**Given task**
Work out the number of lines in the records that include the word "text"; reply with that number alone.

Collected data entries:

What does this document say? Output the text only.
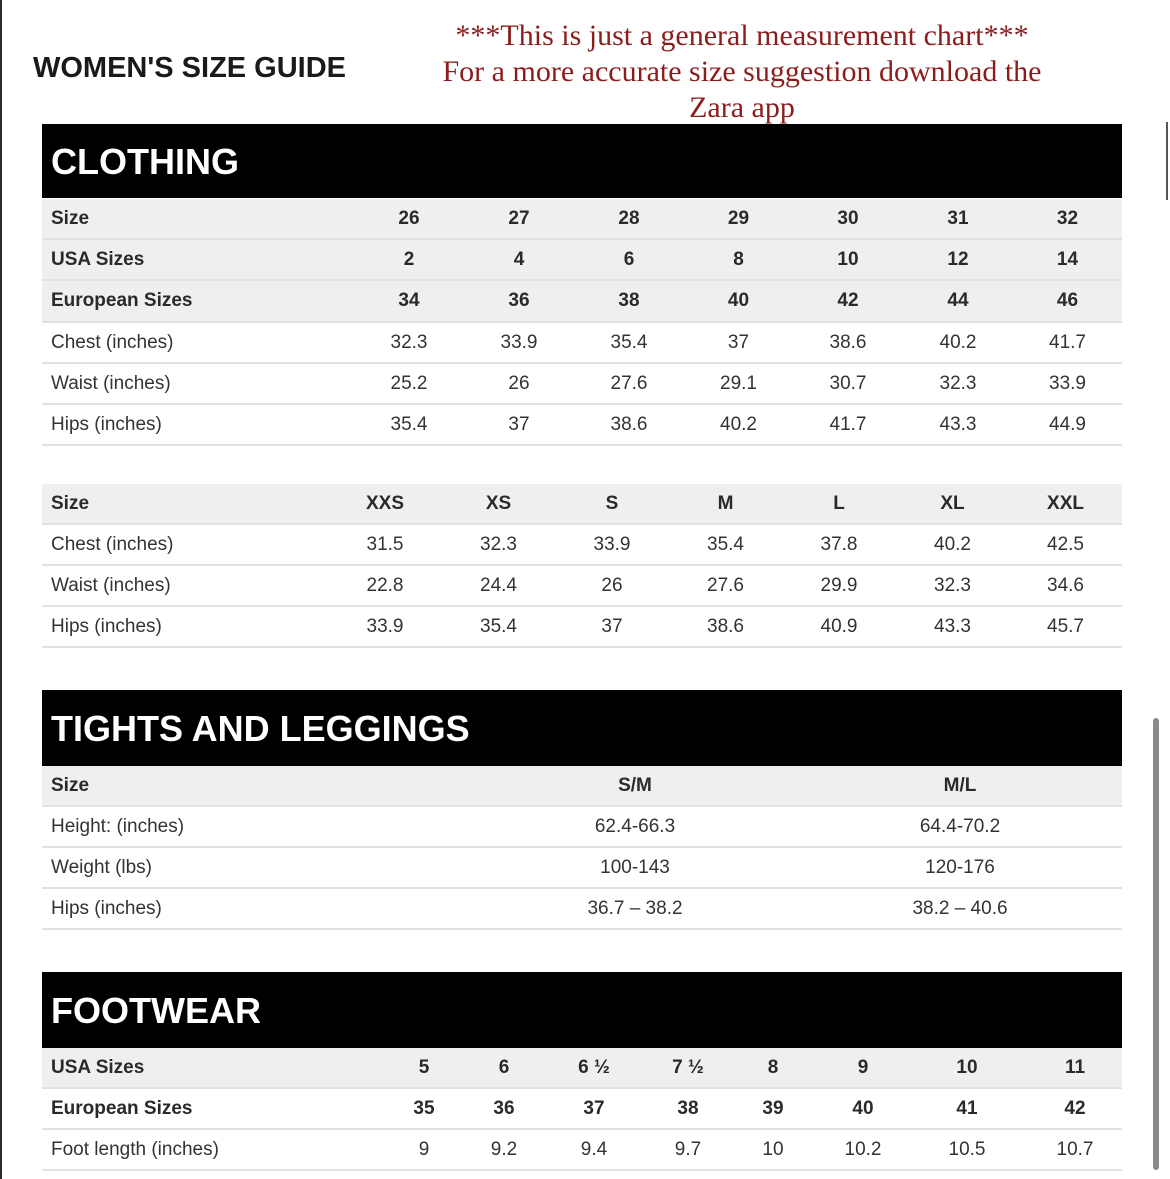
WOMEN'S SIZE GUIDE
***This is just a general measurement chart***
For a more accurate size suggestion download the
Zara app
CLOTHING
Size	26	27	28	29	30	31	32
USA Sizes	2	4	6	8	10	12	14
European Sizes	34	36	38	40	42	44	46
Chest (inches)	32.3	33.9	35.4	37	38.6	40.2	41.7
Waist (inches)	25.2	26	27.6	29.1	30.7	32.3	33.9
Hips (inches)	35.4	37	38.6	40.2	41.7	43.3	44.9
Size	XXS	XS	S	M	L	XL	XXL
Chest (inches)	31.5	32.3	33.9	35.4	37.8	40.2	42.5
Waist (inches)	22.8	24.4	26	27.6	29.9	32.3	34.6
Hips (inches)	33.9	35.4	37	38.6	40.9	43.3	45.7
TIGHTS AND LEGGINGS
Size	S/M	M/L
Height: (inches)	62.4-66.3	64.4-70.2
Weight (lbs)	100-143	120-176
Hips (inches)	36.7 – 38.2	38.2 – 40.6
FOOTWEAR
USA Sizes	5	6	6 ½	7 ½	8	9	10	11
European Sizes	35	36	37	38	39	40	41	42
Foot length (inches)	9	9.2	9.4	9.7	10	10.2	10.5	10.7
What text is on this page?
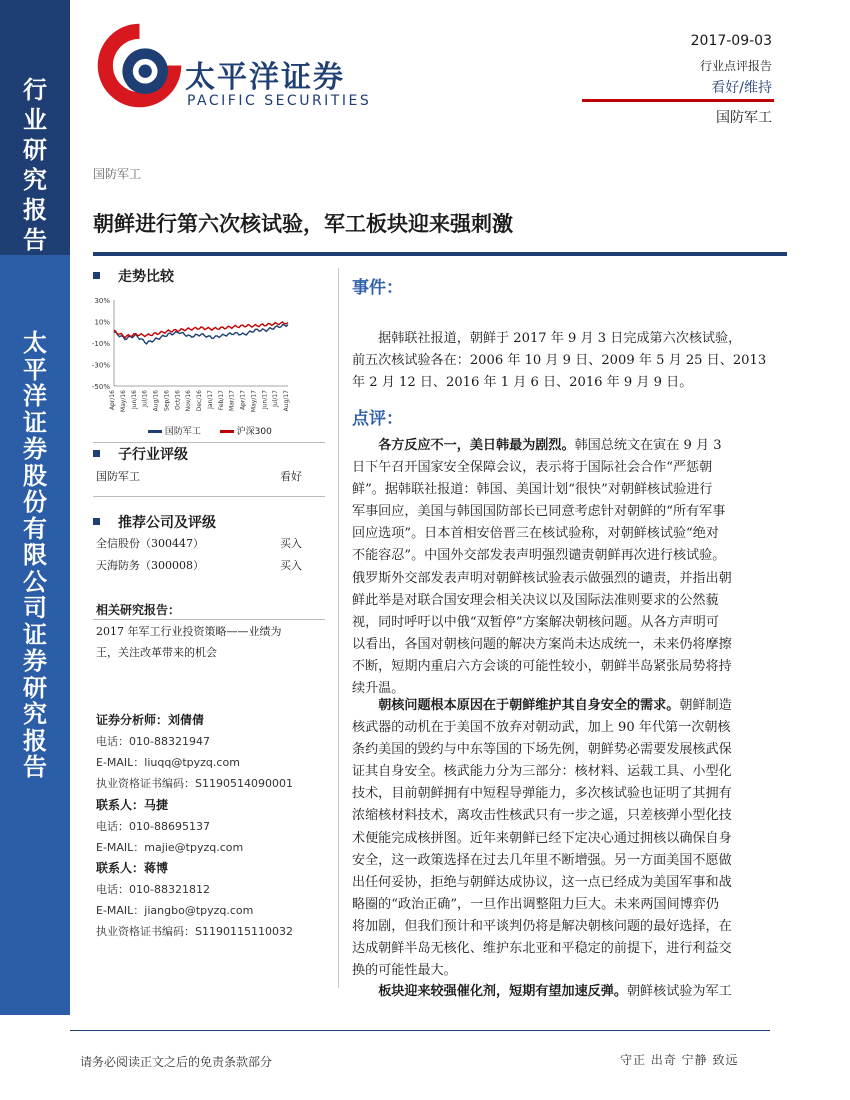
行
业
研
究
报
告
太
平
洋
证
券
股
份
有
限
公
司
证
券
研
究
报
告
太平洋证券
PACIFIC SECURITIES
2017-09-03
行业点评报告
看好/维持
国防军工
国防军工
朝鲜进行第六次核试验，军工板块迎来强刺激
走势比较
30%
10%
-10%
-30%
-50%
Apr/16 May/16 Jun/16 Jul/16 Aug/16 Sep/16 Oct/16 Nov/16 Dec/16 Jan/17 Feb/17 Mar/17 Apr/17 May/17 Jun/17 Jul/17 Aug/17
国防军工	沪深300
子行业评级
国防军工	看好
推荐公司及评级
全信股份（300447）	买入
天海防务（300008）	买入
相关研究报告：
2017 年军工行业投资策略——业绩为
王，关注改革带来的机会
证券分析师：刘倩倩
电话：010-88321947
E-MAIL：liuqq@tpyzq.com
执业资格证书编码：S1190514090001
联系人：马捷
电话：010-88695137
E-MAIL：majie@tpyzq.com
联系人：蒋博
电话：010-88321812
E-MAIL：jiangbo@tpyzq.com
执业资格证书编码：S1190115110032
事件：
　　据韩联社报道，朝鲜于 2017 年 9 月 3 日完成第六次核试验，
前五次核试验各在：2006 年 10 月 9 日、2009 年 5 月 25 日、2013
年 2 月 12 日、2016 年 1 月 6 日、2016 年 9 月 9 日。
点评：
　　各方反应不一，美日韩最为剧烈。韩国总统文在寅在 9 月 3
日下午召开国家安全保障会议，表示将于国际社会合作“严惩朝
鲜”。据韩联社报道：韩国、美国计划“很快”对朝鲜核试验进行
军事回应，美国与韩国国防部长已同意考虑针对朝鲜的“所有军事
回应选项”。日本首相安倍晋三在核试验称，对朝鲜核试验“绝对
不能容忍”。中国外交部发表声明强烈谴责朝鲜再次进行核试验。
俄罗斯外交部发表声明对朝鲜核试验表示做强烈的谴责，并指出朝
鲜此举是对联合国安理会相关决议以及国际法准则要求的公然藐
视，同时呼吁以中俄“双暂停”方案解决朝核问题。从各方声明可
以看出，各国对朝核问题的解决方案尚未达成统一，未来仍将摩擦
不断，短期内重启六方会谈的可能性较小，朝鲜半岛紧张局势将持
续升温。
　　朝核问题根本原因在于朝鲜维护其自身安全的需求。朝鲜制造
核武器的动机在于美国不放弃对朝动武，加上 90 年代第一次朝核
条约美国的毁约与中东等国的下场先例，朝鲜势必需要发展核武保
证其自身安全。核武能力分为三部分：核材料、运载工具、小型化
技术，目前朝鲜拥有中短程导弹能力，多次核试验也证明了其拥有
浓缩核材料技术，离攻击性核武只有一步之遥，只差核弹小型化技
术便能完成核拼图。近年来朝鲜已经下定决心通过拥核以确保自身
安全，这一政策选择在过去几年里不断增强。另一方面美国不愿做
出任何妥协，拒绝与朝鲜达成协议，这一点已经成为美国军事和战
略圈的“政治正确”，一旦作出调整阻力巨大。未来两国间博弈仍
将加剧，但我们预计和平谈判仍将是解决朝核问题的最好选择，在
达成朝鲜半岛无核化、维护东北亚和平稳定的前提下，进行利益交
换的可能性最大。
　　板块迎来较强催化剂，短期有望加速反弹。朝鲜核试验为军工
请务必阅读正文之后的免责条款部分	守正 出奇 宁静 致远
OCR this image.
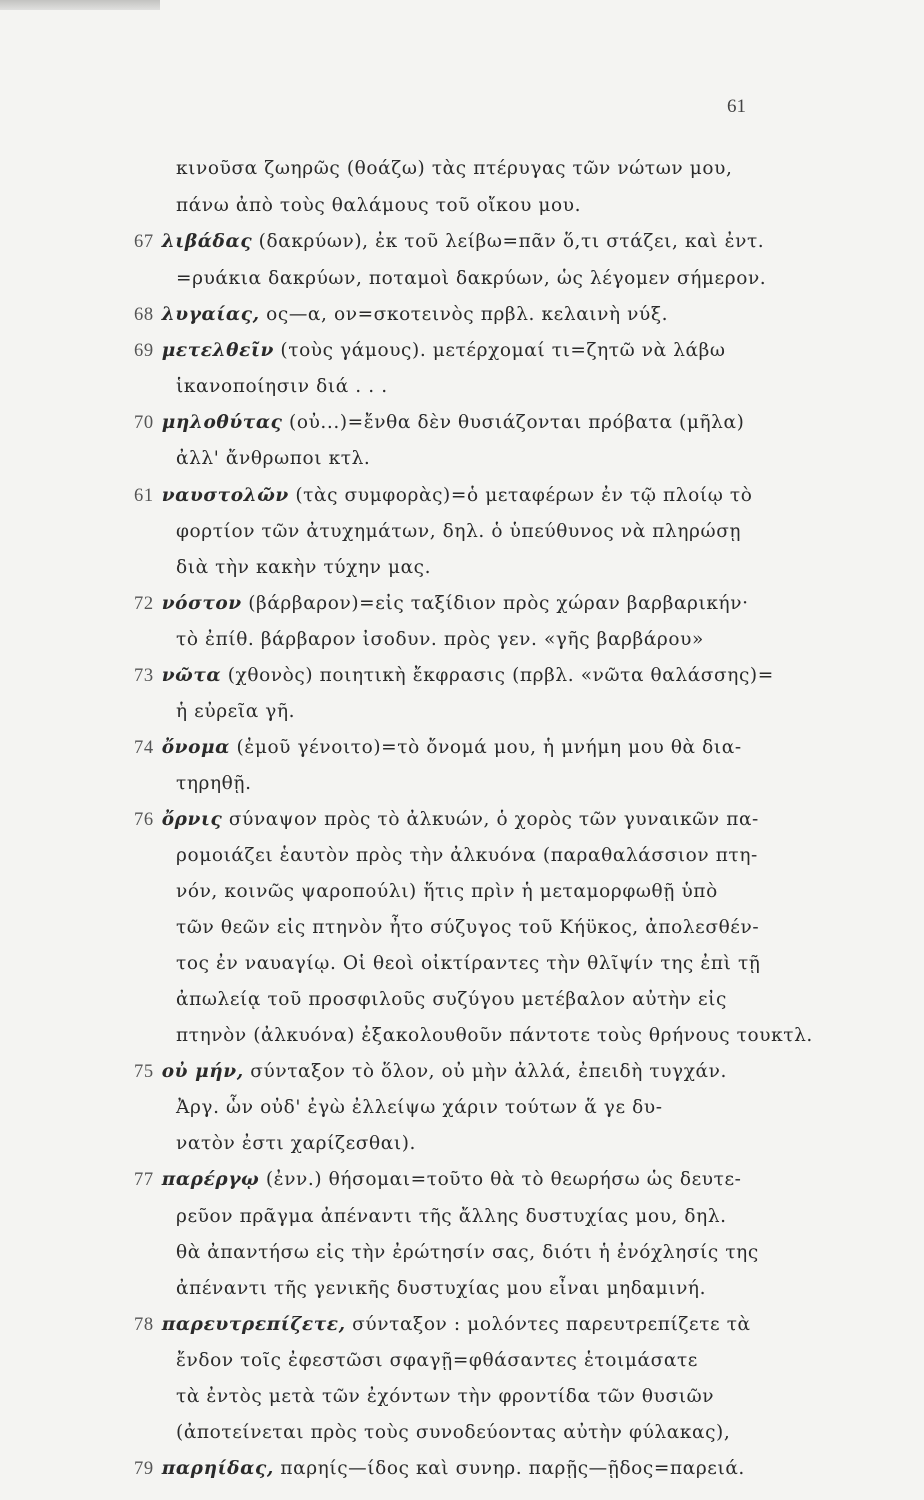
61
κινοῦσα ζωηρῶς (θοάζω) τὰς πτέρυγας τῶν νώτων μου,
πάνω ἀπὸ τοὺς θαλάμους τοῦ οἴκου μου.
67 λιβάδας (δακρύων), ἐκ τοῦ λείβω=πᾶν ὅ,τι στάζει, καὶ ἐντ.
=ρυάκια δακρύων, ποταμοὶ δακρύων, ὡς λέγομεν σήμερον.
68 λυγαίας, ος—α, ον=σκοτεινὸς πρβλ. κελαινὴ νύξ.
69 μετελθεῖν (τοὺς γάμους). μετέρχομαί τι=ζητῶ νὰ λάβω
ἱκανοποίησιν διά . . .
70 μηλοθύτας (οὐ...)=ἔνθα δὲν θυσιάζονται πρόβατα (μῆλα)
ἀλλ' ἄνθρωποι κτλ.
61 ναυστολῶν (τὰς συμφορὰς)=ὁ μεταφέρων ἐν τῷ πλοίῳ τὸ
φορτίον τῶν ἀτυχημάτων, δηλ. ὁ ὑπεύθυνος νὰ πληρώσῃ
διὰ τὴν κακὴν τύχην μας.
72 νόστον (βάρβαρον)=εἰς ταξίδιον πρὸς χώραν βαρβαρικήν·
τὸ ἐπίθ. βάρβαρον ἰσοδυν. πρὸς γεν. «γῆς βαρβάρου»
73 νῶτα (χθονὸς) ποιητικὴ ἔκφρασις (πρβλ. «νῶτα θαλάσσης)=
ἡ εὐρεῖα γῆ.
74 ὄνομα (ἐμοῦ γένοιτο)=τὸ ὄνομά μου, ἡ μνήμη μου θὰ δια-
τηρηθῇ.
76 ὄρνις σύναψον πρὸς τὸ ἀλκυών, ὁ χορὸς τῶν γυναικῶν πα-
ρομοιάζει ἑαυτὸν πρὸς τὴν ἀλκυόνα (παραθαλάσσιον πτη-
νόν, κοινῶς ψαροπούλι) ἥτις πρὶν ἡ μεταμορφωθῇ ὑπὸ
τῶν θεῶν εἰς πτηνὸν ἦτο σύζυγος τοῦ Κήϋκος, ἀπολεσθέν-
τος ἐν ναυαγίῳ. Οἱ θεοὶ οἰκτίραντες τὴν θλῖψίν της ἐπὶ τῇ
ἀπωλείᾳ τοῦ προσφιλοῦς συζύγου μετέβαλον αὐτὴν εἰς
πτηνὸν (ἀλκυόνα) ἐξακολουθοῦν πάντοτε τοὺς θρήνους τουκτλ.
75 οὐ μήν, σύνταξον τὸ ὅλον, οὐ μὴν ἀλλά, ἐπειδὴ τυγχάν.
Ἀργ. ὧν οὐδ' ἐγὼ ἐλλείψω χάριν τούτων ἅ γε δυ-
νατὸν ἐστι χαρίζεσθαι).
77 παρέργῳ (ἐνν.) θήσομαι=τοῦτο θὰ τὸ θεωρήσω ὡς δευτε-
ρεῦον πρᾶγμα ἀπέναντι τῆς ἄλλης δυστυχίας μου, δηλ.
θὰ ἀπαντήσω εἰς τὴν ἐρώτησίν σας, διότι ἡ ἐνόχλησίς της
ἀπέναντι τῆς γενικῆς δυστυχίας μου εἶναι μηδαμινή.
78 παρευτρεπίζετε, σύνταξον : μολόντες παρευτρεπίζετε τὰ
ἔνδον τοῖς ἐφεστῶσι σφαγῇ=φθάσαντες ἑτοιμάσατε
τὰ ἐντὸς μετὰ τῶν ἐχόντων τὴν φροντίδα τῶν θυσιῶν
(ἀποτείνεται πρὸς τοὺς συνοδεύοντας αὐτὴν φύλακας),
79 παρηίδας, παρηίς—ίδος καὶ συνηρ. παρῇς—ῇδος=παρειά.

**Response to this exercise**
2